* **Exercise directions**: Transcribe every entry word for word, leaving out all images.
-------- Data provided --------
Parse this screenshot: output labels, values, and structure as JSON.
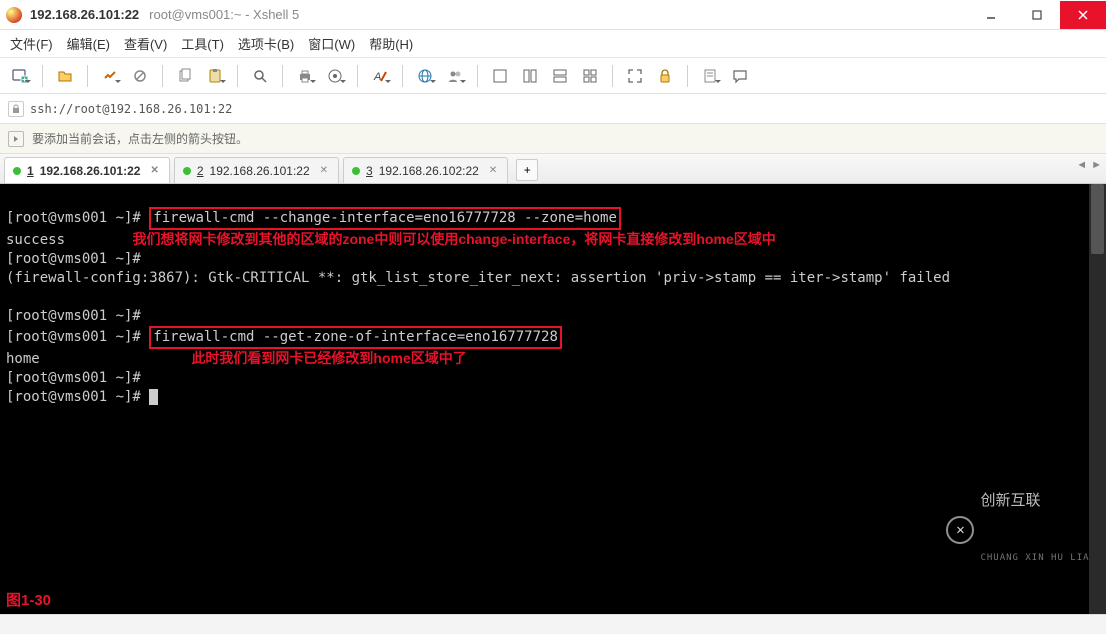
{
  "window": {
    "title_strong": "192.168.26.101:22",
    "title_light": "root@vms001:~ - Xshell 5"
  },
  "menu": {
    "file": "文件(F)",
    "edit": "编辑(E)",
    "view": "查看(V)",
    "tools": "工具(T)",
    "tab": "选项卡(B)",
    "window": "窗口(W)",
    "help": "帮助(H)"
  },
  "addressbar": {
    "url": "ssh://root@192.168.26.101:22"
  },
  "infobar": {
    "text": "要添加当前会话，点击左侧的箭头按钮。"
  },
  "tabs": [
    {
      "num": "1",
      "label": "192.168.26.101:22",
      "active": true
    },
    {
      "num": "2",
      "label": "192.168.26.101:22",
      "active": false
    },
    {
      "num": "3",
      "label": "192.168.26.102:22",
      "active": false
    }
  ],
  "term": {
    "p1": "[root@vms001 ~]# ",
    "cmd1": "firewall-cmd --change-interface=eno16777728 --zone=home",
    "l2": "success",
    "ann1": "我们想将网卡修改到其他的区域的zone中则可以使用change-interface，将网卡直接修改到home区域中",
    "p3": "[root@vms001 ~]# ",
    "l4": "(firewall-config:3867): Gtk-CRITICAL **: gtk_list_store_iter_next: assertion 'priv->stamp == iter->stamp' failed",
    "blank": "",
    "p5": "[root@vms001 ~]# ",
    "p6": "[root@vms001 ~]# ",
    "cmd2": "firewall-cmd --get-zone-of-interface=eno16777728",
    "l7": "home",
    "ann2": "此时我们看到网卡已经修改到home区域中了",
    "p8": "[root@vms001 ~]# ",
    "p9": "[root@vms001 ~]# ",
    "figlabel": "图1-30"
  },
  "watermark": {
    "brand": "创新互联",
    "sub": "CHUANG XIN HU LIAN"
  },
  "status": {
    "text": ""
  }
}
--------
* **Result of the exercise**:
Parse this screenshot: output labels, values, and structure as JSON.
{
  "window": {
    "title_strong": "192.168.26.101:22",
    "title_light": "root@vms001:~ - Xshell 5"
  },
  "menu": {
    "file": "文件(F)",
    "edit": "编辑(E)",
    "view": "查看(V)",
    "tools": "工具(T)",
    "tab": "选项卡(B)",
    "window": "窗口(W)",
    "help": "帮助(H)"
  },
  "addressbar": {
    "url": "ssh://root@192.168.26.101:22"
  },
  "infobar": {
    "text": "要添加当前会话，点击左侧的箭头按钮。"
  },
  "tabs": [
    {
      "num": "1",
      "label": "192.168.26.101:22",
      "active": true
    },
    {
      "num": "2",
      "label": "192.168.26.101:22",
      "active": false
    },
    {
      "num": "3",
      "label": "192.168.26.102:22",
      "active": false
    }
  ],
  "term": {
    "p1": "[root@vms001 ~]# ",
    "cmd1": "firewall-cmd --change-interface=eno16777728 --zone=home",
    "l2": "success",
    "ann1": "我们想将网卡修改到其他的区域的zone中则可以使用change-interface，将网卡直接修改到home区域中",
    "p3": "[root@vms001 ~]# ",
    "l4": "(firewall-config:3867): Gtk-CRITICAL **: gtk_list_store_iter_next: assertion 'priv->stamp == iter->stamp' failed",
    "blank": "",
    "p5": "[root@vms001 ~]# ",
    "p6": "[root@vms001 ~]# ",
    "cmd2": "firewall-cmd --get-zone-of-interface=eno16777728",
    "l7": "home",
    "ann2": "此时我们看到网卡已经修改到home区域中了",
    "p8": "[root@vms001 ~]# ",
    "p9": "[root@vms001 ~]# ",
    "figlabel": "图1-30"
  },
  "watermark": {
    "brand": "创新互联",
    "sub": "CHUANG XIN HU LIAN"
  },
  "status": {
    "text": ""
  }
}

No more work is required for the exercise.